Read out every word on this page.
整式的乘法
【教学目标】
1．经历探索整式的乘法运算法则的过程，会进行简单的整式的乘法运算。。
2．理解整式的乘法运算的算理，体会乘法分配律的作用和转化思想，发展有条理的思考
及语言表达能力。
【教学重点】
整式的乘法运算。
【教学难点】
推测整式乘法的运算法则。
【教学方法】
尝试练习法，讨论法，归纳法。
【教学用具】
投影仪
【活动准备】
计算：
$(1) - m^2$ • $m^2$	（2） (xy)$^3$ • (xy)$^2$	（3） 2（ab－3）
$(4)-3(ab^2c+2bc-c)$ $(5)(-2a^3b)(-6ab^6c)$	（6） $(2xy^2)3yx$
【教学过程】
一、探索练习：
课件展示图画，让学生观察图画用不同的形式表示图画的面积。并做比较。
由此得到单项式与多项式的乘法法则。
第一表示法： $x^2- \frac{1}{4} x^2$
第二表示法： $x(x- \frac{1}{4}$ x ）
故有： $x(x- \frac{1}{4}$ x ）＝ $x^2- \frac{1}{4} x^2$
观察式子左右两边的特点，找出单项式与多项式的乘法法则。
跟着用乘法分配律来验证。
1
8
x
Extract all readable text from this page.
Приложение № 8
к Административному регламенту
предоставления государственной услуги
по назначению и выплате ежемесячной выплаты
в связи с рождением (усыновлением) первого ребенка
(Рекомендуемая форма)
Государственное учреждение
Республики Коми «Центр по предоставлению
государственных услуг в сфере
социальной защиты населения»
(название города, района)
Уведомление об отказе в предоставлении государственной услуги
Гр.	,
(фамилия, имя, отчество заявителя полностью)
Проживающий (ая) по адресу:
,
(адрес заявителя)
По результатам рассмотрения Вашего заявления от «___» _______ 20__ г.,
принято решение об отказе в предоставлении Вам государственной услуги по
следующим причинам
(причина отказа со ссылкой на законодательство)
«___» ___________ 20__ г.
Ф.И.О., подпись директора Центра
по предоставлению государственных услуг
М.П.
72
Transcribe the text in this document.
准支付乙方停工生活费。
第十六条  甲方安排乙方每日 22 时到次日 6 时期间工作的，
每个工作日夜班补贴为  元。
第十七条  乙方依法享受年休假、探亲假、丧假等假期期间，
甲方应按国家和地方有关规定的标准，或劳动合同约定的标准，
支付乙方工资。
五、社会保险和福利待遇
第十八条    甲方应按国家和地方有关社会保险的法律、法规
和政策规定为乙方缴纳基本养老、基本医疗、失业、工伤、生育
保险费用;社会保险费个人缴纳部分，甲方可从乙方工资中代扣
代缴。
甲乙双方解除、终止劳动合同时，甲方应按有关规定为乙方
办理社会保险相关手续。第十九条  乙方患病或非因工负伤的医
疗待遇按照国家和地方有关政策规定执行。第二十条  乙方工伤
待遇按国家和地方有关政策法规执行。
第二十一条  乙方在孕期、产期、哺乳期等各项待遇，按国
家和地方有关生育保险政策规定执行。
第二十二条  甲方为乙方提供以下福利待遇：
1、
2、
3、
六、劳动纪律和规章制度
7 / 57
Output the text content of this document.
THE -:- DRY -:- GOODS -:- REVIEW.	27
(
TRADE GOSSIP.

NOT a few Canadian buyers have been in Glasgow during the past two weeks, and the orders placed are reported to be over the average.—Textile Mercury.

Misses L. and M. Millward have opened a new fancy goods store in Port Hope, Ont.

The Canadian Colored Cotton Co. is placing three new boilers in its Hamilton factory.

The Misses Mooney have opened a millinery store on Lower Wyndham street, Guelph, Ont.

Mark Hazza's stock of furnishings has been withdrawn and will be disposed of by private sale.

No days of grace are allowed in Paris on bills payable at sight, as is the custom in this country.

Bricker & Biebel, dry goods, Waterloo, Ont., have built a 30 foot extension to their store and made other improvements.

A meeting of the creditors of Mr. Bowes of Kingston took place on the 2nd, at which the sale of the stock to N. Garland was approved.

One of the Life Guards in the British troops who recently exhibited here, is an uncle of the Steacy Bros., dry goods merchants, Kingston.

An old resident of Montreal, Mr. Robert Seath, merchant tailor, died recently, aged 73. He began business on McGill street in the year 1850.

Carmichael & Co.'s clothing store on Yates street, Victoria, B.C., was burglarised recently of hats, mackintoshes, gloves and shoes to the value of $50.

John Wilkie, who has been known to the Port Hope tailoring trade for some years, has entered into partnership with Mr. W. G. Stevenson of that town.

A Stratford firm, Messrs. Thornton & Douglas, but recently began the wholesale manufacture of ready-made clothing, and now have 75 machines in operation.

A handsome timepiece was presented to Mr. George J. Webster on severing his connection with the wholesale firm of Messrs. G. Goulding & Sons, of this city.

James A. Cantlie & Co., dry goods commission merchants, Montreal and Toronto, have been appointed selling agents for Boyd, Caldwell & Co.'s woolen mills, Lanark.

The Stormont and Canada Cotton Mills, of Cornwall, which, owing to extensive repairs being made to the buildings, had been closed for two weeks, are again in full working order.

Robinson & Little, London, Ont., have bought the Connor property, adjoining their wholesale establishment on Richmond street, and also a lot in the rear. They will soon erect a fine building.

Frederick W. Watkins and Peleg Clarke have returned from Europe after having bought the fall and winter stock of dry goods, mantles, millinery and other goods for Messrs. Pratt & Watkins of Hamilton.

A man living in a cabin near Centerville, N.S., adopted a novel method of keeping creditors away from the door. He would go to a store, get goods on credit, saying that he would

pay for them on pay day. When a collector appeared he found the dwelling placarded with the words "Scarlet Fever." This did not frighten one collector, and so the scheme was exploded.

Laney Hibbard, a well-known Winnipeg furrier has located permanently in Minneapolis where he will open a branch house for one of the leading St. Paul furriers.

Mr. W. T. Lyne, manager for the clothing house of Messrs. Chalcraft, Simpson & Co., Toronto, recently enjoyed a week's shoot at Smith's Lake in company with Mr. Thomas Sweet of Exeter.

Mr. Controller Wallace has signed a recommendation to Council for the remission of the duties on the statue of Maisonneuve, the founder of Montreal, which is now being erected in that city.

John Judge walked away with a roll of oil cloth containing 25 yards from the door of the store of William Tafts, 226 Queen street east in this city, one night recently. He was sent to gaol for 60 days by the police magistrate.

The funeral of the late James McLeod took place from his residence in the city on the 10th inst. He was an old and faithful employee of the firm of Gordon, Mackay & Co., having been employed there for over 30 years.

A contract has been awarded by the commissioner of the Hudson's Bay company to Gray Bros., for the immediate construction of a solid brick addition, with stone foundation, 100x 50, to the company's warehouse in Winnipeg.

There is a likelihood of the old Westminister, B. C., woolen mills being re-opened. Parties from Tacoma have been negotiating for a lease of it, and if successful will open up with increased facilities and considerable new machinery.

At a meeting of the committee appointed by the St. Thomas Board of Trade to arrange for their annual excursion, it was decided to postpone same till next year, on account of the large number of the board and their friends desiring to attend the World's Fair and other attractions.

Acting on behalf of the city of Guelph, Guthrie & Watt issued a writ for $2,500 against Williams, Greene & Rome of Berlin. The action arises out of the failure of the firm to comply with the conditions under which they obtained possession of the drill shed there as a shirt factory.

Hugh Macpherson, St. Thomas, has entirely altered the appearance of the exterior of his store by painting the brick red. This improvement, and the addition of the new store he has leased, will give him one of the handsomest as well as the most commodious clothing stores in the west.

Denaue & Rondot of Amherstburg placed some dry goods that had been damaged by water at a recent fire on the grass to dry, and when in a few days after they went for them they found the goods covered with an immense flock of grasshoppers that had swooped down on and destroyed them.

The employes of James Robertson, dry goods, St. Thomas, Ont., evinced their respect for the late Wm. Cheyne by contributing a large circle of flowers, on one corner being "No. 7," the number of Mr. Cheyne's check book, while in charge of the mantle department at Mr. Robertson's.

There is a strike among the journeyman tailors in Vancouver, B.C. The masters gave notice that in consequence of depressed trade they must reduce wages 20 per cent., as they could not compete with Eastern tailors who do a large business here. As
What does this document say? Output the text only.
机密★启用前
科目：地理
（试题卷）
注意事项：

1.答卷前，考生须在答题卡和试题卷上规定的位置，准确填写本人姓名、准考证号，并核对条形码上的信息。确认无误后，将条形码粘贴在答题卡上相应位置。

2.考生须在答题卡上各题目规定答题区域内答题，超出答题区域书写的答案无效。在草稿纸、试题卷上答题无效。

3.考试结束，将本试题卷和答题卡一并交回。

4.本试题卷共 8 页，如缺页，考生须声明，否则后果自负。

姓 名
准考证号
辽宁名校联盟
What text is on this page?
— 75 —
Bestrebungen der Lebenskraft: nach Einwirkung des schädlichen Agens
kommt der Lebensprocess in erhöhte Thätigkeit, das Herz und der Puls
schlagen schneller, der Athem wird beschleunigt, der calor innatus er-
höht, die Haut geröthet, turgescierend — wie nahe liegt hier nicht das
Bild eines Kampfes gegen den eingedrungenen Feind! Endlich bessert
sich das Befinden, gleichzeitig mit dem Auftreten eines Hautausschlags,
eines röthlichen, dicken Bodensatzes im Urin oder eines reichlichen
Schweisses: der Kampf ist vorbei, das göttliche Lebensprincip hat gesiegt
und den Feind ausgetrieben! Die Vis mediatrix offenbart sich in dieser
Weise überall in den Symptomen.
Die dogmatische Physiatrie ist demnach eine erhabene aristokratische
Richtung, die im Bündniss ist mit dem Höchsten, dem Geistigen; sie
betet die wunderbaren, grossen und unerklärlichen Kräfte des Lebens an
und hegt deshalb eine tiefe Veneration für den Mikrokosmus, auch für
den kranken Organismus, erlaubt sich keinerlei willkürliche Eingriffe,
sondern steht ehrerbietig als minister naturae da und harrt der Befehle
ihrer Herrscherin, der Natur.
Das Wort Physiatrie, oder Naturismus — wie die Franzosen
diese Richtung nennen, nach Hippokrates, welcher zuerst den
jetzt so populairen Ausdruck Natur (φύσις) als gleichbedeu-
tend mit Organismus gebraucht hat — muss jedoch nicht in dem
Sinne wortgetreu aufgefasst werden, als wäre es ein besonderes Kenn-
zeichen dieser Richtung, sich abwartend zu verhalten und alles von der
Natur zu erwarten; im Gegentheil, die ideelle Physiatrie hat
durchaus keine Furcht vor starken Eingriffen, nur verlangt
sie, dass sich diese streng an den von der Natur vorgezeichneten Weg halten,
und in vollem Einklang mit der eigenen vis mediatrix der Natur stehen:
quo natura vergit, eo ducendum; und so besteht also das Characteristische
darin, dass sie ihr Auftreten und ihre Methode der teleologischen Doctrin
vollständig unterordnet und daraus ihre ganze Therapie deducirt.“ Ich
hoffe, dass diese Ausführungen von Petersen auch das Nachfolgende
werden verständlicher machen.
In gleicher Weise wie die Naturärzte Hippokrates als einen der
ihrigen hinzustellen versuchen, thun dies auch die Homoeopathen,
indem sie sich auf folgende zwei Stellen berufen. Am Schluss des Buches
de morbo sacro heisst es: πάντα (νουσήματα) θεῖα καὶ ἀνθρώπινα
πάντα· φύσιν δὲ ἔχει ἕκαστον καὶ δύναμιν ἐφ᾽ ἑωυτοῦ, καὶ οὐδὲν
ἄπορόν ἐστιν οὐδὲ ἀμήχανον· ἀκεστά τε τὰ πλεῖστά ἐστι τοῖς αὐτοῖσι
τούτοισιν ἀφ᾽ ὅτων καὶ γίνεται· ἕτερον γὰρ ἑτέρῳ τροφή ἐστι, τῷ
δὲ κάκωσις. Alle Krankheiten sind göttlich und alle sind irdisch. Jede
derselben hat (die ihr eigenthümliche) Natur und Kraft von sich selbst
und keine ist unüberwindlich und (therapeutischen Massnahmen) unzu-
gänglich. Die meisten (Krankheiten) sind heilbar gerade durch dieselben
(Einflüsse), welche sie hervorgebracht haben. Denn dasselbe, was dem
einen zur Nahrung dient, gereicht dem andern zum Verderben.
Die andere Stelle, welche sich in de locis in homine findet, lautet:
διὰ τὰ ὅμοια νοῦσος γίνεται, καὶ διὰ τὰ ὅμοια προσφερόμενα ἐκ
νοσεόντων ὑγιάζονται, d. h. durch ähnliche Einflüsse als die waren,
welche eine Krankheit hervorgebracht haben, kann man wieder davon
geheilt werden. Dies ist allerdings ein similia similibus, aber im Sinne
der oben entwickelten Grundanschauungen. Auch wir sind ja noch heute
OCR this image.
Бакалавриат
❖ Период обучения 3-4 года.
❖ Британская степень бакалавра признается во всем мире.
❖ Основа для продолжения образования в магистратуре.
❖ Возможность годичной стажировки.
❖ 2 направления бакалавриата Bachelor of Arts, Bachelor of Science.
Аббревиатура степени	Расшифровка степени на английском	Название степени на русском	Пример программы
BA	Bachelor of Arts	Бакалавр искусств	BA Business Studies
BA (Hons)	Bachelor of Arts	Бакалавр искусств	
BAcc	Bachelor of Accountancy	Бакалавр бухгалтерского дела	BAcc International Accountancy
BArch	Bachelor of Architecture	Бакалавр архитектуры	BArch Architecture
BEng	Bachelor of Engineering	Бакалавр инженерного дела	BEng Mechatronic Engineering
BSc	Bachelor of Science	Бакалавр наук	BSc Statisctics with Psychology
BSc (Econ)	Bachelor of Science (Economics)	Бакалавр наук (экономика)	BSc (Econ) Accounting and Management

◆ ◆ ◆ ◆ ◆

Which lines above contain the word "after"? Copy each of them.

**Output of the exercise:**
Frederick W. Watkins and Peleg Clarke have returned from Europe after having bought the fall and winter stock of dry goods, mantles, millinery and other goods for Messrs. Pratt & Watkins of Hamilton.
Denaue & Rondot of Amherstburg placed some dry goods that had been damaged by water at a recent fire on the grass to dry, and when in a few days after they went for them they found the goods covered with an immense flock of grasshoppers that had swooped down on and destroyed them.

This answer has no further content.